**Brief 1**:
According to the passage on the formation of Amblin Partners, who will serve as CEO of the new company?
**Brief 2**:
Quote the Amblin Partners passage word for word, starting at the words "Amblin Partners has" and ending after the words "new Uni deal.".

**Selected passage**:

= Beginning of Section =

Together, they are forming a new company called Amblin Partners, which will create content drawn from the DreamWorks and Participant brands. Anil Ambani, chairman, Reliance Group, and Darren Throop, president and CEO of Entertainment One, are also part of the new partnership, in which the partners have invested $300 million.
Amblin Partners has struck a distribution deal with Universal that will see Universal and its Focus Films label handle distribution and marketing for approximately four to seven Amblin Partners films each year domestically and in certain international markets. As a result, Universal, and not Disney, will release DreamWorks‘ high-profile film adaptation of bestselling novel The Girl on the Train, which hits theaters Oct. 7. The BFG, directed by Spielberg, remains a Disney title since the studio is co-financing the family film, which is being produced via Spielberg’s Amblin label and not DreamWorks. Disney will also release DreamWorks‘ The Light Between Oceans, while A Dog’s Purpose will go out through the new Uni deal.
THR first reported in May that Jeff Skoll’s Participant Media could invest as much as $200 million in DreamWorks.
DreamWorks execs Michael Wright and Jeff Small will head Amblin Partners, with Wright serving as CEO and Small as COO. In addition, Amblin Television will become a division of Amblin Partners and will continue to be run by co-presidents Justin Falvey and Darryl Frank. They join producers Krisitie Macosko Krieger and president of production Holly Bario on the film side to complete Amblin Partners’ senior management team.
David Linde, CEO of Participant Media, and Participant’s narrative feature team, led by exec vp Jonathan King, will work closely with Amblin Partners to develop and produce specific content for the new venture in addition to looking for opportunities for co-productions.
As part of the new partnership, eOne will handle the direct distribution of Amblin Partners films on a multiterritory output deal in Australia/New Zealand and Spain as well as the United Kingdom and the Benelux, where it previously had an output arrangement with DreamWorks.
As part of the overall deal for Amblin Partners, JPMorgan Chase has arranged a $500 million debt syndication together with Comeria Bank, which served as co-lead.

= End of Section =

**Provided material**:

= Beginning of Section =

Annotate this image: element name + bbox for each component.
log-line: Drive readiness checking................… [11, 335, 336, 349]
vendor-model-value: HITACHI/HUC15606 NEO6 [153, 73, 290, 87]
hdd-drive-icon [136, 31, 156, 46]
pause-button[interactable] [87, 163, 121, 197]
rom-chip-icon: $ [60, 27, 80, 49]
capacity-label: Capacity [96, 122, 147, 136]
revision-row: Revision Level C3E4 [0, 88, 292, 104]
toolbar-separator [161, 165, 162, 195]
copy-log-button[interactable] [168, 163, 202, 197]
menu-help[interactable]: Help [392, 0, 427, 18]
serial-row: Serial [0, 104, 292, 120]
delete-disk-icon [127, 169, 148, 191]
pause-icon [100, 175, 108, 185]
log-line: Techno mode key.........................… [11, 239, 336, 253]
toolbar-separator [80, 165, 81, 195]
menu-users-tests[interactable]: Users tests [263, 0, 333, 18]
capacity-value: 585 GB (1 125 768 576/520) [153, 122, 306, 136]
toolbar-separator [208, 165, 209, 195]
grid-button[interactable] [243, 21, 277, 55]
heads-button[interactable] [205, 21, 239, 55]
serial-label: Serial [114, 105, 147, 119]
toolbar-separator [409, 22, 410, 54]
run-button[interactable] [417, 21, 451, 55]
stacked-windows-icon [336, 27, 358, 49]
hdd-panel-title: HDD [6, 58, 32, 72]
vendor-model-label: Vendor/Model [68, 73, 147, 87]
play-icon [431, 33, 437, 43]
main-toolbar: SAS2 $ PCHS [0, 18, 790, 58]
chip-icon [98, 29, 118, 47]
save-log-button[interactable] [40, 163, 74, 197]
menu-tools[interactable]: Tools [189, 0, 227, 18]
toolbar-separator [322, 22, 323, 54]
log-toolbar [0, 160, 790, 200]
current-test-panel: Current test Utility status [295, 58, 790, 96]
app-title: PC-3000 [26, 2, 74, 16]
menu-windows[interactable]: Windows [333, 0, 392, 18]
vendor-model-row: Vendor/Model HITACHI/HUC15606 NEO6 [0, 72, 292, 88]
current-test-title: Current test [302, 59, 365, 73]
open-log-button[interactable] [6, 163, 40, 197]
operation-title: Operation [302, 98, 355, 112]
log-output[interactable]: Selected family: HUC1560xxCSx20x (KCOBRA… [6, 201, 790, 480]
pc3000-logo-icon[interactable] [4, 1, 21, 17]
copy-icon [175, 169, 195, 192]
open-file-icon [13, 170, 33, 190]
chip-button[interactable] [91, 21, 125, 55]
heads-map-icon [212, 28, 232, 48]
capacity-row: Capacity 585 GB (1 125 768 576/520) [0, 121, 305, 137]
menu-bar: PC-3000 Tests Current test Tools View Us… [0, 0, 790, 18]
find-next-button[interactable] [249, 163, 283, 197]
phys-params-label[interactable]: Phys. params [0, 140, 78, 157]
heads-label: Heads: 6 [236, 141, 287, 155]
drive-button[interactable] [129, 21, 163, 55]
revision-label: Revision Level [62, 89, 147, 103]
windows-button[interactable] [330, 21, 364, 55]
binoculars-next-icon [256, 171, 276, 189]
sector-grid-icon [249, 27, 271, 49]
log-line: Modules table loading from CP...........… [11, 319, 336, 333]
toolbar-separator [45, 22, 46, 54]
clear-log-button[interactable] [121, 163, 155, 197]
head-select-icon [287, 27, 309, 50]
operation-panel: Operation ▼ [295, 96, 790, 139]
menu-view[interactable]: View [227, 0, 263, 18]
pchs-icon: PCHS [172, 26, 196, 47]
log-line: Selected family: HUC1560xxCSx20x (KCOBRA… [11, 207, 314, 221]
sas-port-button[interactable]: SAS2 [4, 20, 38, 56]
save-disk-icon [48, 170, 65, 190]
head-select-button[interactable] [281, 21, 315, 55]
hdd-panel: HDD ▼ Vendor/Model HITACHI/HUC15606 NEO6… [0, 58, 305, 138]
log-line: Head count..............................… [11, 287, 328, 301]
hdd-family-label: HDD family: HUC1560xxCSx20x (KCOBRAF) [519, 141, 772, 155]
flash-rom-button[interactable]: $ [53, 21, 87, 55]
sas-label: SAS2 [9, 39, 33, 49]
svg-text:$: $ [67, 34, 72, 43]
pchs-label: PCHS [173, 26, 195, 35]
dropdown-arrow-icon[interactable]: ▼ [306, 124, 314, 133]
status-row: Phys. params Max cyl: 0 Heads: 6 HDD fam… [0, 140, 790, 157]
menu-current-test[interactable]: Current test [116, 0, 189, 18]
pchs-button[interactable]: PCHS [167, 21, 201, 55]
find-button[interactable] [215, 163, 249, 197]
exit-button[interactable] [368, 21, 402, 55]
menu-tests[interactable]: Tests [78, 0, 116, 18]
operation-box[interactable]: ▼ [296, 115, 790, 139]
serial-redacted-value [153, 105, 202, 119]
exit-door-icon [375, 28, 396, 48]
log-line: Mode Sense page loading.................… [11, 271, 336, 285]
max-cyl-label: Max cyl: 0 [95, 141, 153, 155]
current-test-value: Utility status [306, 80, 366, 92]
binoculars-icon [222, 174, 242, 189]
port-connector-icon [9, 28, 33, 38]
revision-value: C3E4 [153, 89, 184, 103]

= End of Section =

**Task result 1**:
Michael Wright

**Task result 2**:
Amblin Partners has struck a distribution deal with Universal that will see Universal and its Focus Films label handle distribution and marketing for approximately four to seven Amblin Partners films each year domestically and in certain international markets. As a result, Universal, and not Disney, will release DreamWorks‘ high-profile film adaptation of bestselling novel The Girl on the Train, which hits theaters Oct. 7. The BFG, directed by Spielberg, remains a Disney title since the studio is co-financing the family film, which is being produced via Spielberg’s Amblin label and not DreamWorks. Disney will also release DreamWorks‘ The Light Between Oceans, while A Dog’s Purpose will go out through the new Uni deal.